● **Entries**:
_ _ _

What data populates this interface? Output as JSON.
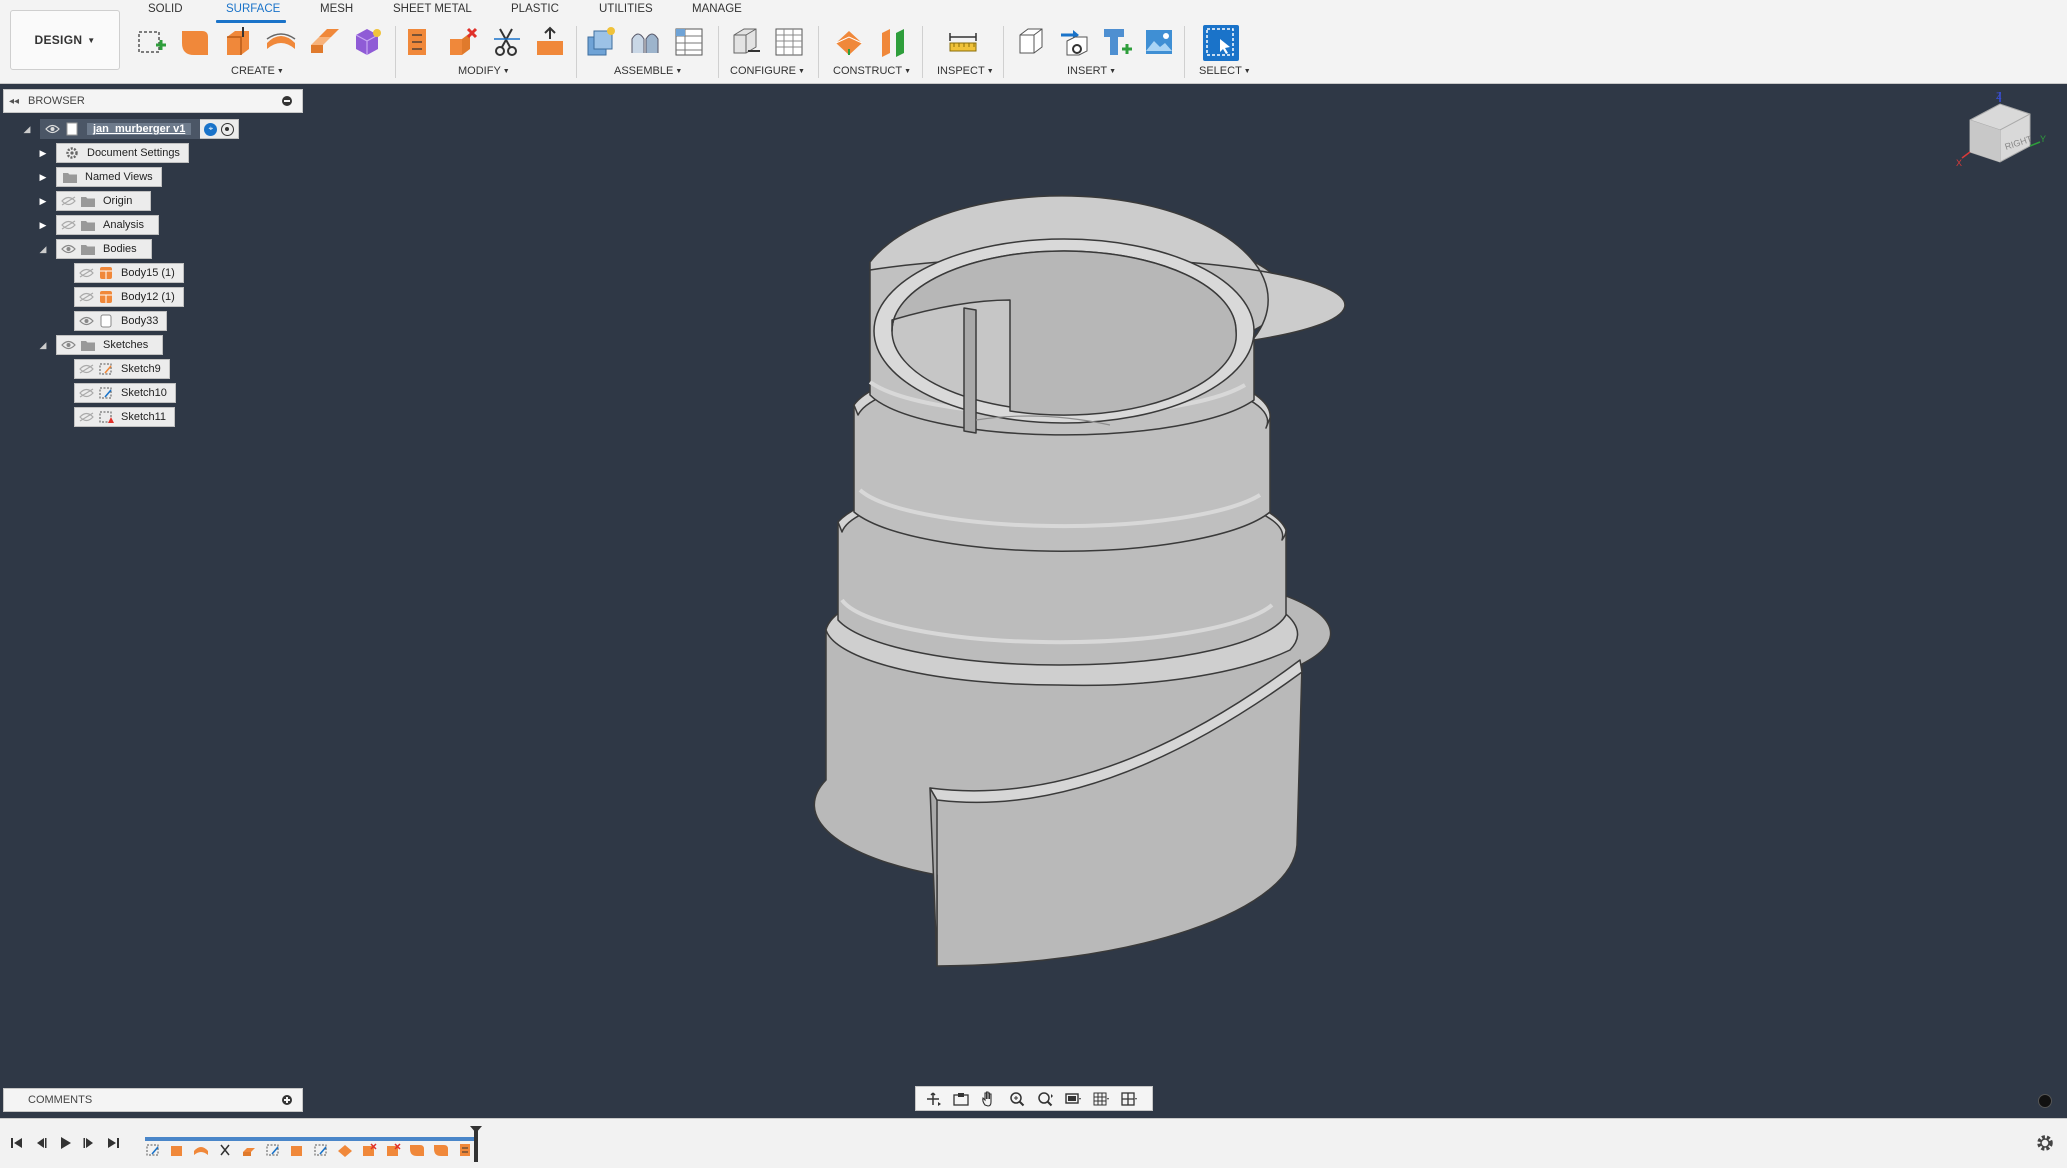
{
  "workspace": {
    "label": "DESIGN"
  },
  "tabs": [
    {
      "label": "SOLID",
      "active": false
    },
    {
      "label": "SURFACE",
      "active": true
    },
    {
      "label": "MESH",
      "active": false
    },
    {
      "label": "SHEET METAL",
      "active": false
    },
    {
      "label": "PLASTIC",
      "active": false
    },
    {
      "label": "UTILITIES",
      "active": false
    },
    {
      "label": "MANAGE",
      "active": false
    }
  ],
  "toolbar_groups": {
    "create": "CREATE",
    "modify": "MODIFY",
    "assemble": "ASSEMBLE",
    "configure": "CONFIGURE",
    "construct": "CONSTRUCT",
    "inspect": "INSPECT",
    "insert": "INSERT",
    "select": "SELECT"
  },
  "browser": {
    "title": "BROWSER",
    "root": "jan_murberger v1",
    "items": {
      "document_settings": "Document Settings",
      "named_views": "Named Views",
      "origin": "Origin",
      "analysis": "Analysis",
      "bodies": "Bodies",
      "body15": "Body15 (1)",
      "body12": "Body12 (1)",
      "body33": "Body33",
      "sketches": "Sketches",
      "sketch9": "Sketch9",
      "sketch10": "Sketch10",
      "sketch11": "Sketch11"
    }
  },
  "comments": {
    "title": "COMMENTS"
  },
  "viewcube": {
    "face_label": "RIGHT",
    "axis_z": "Z",
    "axis_y": "Y",
    "axis_x": "X"
  },
  "colors": {
    "accent": "#1a73c9",
    "viewport_bg": "#2f3846",
    "model_fill": "#bdbdbd",
    "feature_orange": "#f0883a"
  }
}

_ _ _

Make an exact copy of the data, leaving its pictures out.

● **Reply**:
What data populates this interface? Output as JSON.
{
  "workspace": {
    "label": "DESIGN"
  },
  "tabs": [
    {
      "label": "SOLID",
      "active": false
    },
    {
      "label": "SURFACE",
      "active": true
    },
    {
      "label": "MESH",
      "active": false
    },
    {
      "label": "SHEET METAL",
      "active": false
    },
    {
      "label": "PLASTIC",
      "active": false
    },
    {
      "label": "UTILITIES",
      "active": false
    },
    {
      "label": "MANAGE",
      "active": false
    }
  ],
  "toolbar_groups": {
    "create": "CREATE",
    "modify": "MODIFY",
    "assemble": "ASSEMBLE",
    "configure": "CONFIGURE",
    "construct": "CONSTRUCT",
    "inspect": "INSPECT",
    "insert": "INSERT",
    "select": "SELECT"
  },
  "browser": {
    "title": "BROWSER",
    "root": "jan_murberger v1",
    "items": {
      "document_settings": "Document Settings",
      "named_views": "Named Views",
      "origin": "Origin",
      "analysis": "Analysis",
      "bodies": "Bodies",
      "body15": "Body15 (1)",
      "body12": "Body12 (1)",
      "body33": "Body33",
      "sketches": "Sketches",
      "sketch9": "Sketch9",
      "sketch10": "Sketch10",
      "sketch11": "Sketch11"
    }
  },
  "comments": {
    "title": "COMMENTS"
  },
  "viewcube": {
    "face_label": "RIGHT",
    "axis_z": "Z",
    "axis_y": "Y",
    "axis_x": "X"
  },
  "colors": {
    "accent": "#1a73c9",
    "viewport_bg": "#2f3846",
    "model_fill": "#bdbdbd",
    "feature_orange": "#f0883a"
  }
}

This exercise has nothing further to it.